EXERCISE BRIEF -> Copy out the lines that have "name" in them.

──────── GIVEN DATA

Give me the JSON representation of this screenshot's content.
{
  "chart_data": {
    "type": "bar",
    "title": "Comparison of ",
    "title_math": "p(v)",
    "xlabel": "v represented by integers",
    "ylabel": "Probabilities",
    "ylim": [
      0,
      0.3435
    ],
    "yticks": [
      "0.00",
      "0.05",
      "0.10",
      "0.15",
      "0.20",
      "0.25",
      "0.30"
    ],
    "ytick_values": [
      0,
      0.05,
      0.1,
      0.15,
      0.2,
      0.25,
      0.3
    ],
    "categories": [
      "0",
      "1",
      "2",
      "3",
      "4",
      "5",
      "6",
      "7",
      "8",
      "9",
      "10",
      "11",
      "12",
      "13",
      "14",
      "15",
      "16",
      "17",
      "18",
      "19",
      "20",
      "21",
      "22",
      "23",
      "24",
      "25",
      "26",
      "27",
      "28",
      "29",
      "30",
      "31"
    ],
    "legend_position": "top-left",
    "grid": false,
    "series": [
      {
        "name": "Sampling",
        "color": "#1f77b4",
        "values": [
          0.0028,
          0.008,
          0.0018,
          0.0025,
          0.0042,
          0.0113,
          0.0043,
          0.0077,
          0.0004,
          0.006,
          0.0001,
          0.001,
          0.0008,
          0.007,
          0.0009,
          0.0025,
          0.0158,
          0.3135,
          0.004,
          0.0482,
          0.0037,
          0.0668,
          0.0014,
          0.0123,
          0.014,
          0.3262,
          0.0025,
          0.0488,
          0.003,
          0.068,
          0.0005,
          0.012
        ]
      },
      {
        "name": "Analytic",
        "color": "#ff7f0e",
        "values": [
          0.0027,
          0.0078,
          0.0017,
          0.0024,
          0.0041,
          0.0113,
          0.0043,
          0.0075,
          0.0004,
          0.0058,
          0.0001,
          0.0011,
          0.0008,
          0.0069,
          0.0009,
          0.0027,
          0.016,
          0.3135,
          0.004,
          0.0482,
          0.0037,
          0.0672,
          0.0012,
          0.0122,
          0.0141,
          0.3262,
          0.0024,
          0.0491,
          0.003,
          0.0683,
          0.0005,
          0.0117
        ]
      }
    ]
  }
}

────────────────
──────── GIVEN DATA

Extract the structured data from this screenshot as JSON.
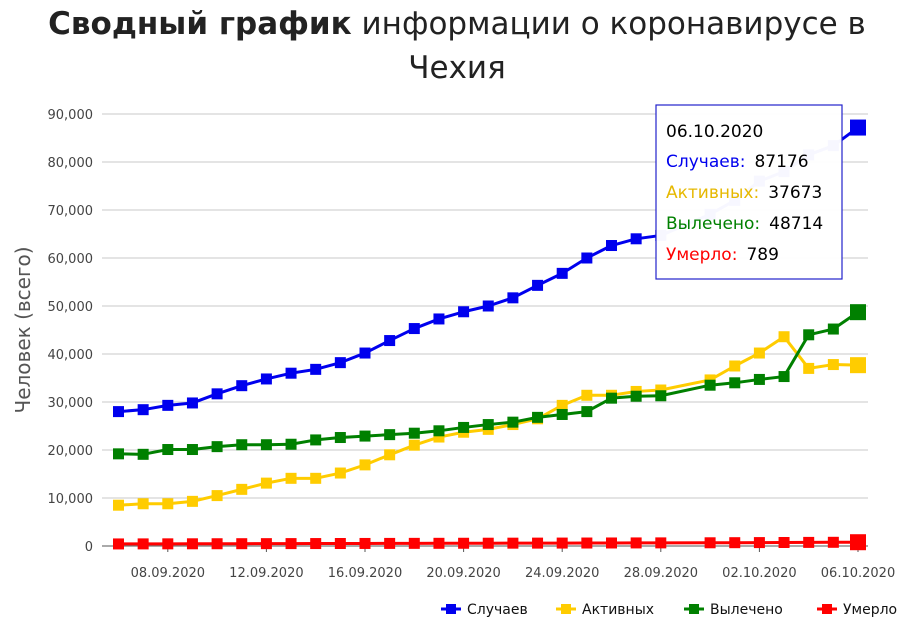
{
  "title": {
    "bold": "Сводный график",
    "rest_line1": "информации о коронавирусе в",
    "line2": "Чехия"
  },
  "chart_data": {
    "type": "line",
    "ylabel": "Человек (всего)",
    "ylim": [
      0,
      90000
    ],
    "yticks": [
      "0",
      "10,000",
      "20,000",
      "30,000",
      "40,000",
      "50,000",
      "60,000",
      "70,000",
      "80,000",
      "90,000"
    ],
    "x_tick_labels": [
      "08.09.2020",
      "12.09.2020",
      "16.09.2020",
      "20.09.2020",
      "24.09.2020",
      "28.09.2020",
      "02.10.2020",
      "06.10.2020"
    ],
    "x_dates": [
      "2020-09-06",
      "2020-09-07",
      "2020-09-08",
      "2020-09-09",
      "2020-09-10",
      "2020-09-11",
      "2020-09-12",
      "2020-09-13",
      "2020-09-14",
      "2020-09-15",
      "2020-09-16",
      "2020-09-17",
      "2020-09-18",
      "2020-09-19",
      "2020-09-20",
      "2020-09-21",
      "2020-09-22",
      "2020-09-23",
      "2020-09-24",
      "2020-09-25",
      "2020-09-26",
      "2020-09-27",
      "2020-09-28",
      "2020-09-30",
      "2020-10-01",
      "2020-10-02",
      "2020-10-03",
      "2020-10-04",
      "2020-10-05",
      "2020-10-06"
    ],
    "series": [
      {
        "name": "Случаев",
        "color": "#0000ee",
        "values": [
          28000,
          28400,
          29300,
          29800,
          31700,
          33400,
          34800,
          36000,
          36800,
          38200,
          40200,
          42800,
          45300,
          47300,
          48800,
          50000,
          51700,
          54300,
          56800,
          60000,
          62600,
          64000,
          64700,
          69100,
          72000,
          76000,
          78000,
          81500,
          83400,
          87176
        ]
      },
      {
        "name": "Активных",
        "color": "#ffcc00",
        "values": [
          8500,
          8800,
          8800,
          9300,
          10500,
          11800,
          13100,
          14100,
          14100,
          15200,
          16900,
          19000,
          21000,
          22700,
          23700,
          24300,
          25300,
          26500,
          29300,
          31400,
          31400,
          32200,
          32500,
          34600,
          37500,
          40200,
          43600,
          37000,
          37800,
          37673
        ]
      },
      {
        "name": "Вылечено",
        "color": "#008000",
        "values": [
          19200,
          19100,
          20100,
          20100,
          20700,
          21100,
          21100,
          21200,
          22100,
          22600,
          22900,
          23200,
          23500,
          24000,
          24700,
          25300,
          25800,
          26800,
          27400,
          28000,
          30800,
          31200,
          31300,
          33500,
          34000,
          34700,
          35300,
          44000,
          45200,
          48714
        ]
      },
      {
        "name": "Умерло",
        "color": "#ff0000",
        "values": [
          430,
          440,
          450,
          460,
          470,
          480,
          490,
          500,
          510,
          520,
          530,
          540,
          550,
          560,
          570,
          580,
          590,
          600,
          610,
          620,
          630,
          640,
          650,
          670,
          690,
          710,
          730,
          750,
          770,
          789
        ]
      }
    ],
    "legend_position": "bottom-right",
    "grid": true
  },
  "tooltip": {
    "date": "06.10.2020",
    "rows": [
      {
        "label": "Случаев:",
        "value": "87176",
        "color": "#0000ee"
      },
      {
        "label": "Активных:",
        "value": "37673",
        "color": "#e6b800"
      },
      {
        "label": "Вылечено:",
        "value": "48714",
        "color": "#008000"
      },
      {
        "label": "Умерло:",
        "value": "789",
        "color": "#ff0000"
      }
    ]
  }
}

────────────────

TASK OUTPUT ->
        "name": "Sampling",
        "name": "Analytic",
        "name": "Случаев",
        "name": "Активных",
        "name": "Вылечено",
        "name": "Умерло",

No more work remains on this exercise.